**Exercise:**
Scan the material that follows. Copy every line containing the word "pages".

**Extracted records:**

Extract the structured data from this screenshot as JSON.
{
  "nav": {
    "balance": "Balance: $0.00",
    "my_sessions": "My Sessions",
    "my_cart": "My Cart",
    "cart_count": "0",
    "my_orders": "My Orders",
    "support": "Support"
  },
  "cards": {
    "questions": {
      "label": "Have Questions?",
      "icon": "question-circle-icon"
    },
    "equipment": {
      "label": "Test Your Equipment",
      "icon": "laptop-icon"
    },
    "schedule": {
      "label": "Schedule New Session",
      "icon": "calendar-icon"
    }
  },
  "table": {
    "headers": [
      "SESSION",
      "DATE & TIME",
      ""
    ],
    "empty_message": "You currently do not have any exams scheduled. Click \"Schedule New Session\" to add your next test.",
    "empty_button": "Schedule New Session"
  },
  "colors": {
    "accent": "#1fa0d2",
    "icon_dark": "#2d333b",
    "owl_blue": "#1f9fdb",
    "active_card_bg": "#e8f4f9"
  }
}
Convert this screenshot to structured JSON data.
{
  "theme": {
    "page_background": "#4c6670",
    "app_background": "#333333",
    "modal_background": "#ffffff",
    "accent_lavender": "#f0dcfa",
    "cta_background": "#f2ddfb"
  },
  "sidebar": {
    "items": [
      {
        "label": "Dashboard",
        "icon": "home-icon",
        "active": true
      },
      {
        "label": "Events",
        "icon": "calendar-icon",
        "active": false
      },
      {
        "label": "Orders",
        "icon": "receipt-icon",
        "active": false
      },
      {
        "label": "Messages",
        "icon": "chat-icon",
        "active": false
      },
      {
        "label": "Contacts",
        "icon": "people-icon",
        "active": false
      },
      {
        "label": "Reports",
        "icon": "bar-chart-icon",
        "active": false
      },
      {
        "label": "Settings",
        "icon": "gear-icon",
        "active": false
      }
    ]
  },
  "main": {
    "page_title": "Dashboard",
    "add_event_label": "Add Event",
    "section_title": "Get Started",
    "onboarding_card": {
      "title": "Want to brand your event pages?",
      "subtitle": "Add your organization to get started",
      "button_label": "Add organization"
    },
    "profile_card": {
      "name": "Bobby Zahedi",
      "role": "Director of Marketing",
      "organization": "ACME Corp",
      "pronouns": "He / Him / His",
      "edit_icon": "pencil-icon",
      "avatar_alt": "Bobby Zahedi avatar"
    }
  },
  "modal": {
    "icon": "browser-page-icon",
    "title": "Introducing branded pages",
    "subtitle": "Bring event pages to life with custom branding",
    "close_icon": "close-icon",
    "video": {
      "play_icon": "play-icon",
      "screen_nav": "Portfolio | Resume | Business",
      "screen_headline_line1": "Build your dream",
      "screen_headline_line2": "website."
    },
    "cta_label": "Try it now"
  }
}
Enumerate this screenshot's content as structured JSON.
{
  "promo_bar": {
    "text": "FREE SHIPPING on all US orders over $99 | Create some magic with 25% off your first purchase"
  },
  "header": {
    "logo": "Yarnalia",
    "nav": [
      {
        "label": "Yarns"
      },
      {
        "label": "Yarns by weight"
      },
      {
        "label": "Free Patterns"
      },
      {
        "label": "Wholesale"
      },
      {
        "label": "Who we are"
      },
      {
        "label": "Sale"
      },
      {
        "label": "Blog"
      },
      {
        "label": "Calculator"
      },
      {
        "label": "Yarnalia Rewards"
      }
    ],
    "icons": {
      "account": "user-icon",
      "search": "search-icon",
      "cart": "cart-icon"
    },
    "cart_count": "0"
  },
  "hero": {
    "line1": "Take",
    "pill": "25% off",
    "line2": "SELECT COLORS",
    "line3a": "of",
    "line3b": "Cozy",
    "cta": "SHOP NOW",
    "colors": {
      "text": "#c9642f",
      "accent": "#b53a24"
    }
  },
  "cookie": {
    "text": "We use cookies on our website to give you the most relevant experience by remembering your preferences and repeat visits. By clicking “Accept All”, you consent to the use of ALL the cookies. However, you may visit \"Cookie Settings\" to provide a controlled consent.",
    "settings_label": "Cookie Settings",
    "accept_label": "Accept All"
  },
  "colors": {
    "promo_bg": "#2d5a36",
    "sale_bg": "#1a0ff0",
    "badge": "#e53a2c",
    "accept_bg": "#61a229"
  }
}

**Exercise result:**
      "title": "Want to brand your event pages?",
    "title": "Introducing branded pages",
    "subtitle": "Bring event pages to life with custom branding",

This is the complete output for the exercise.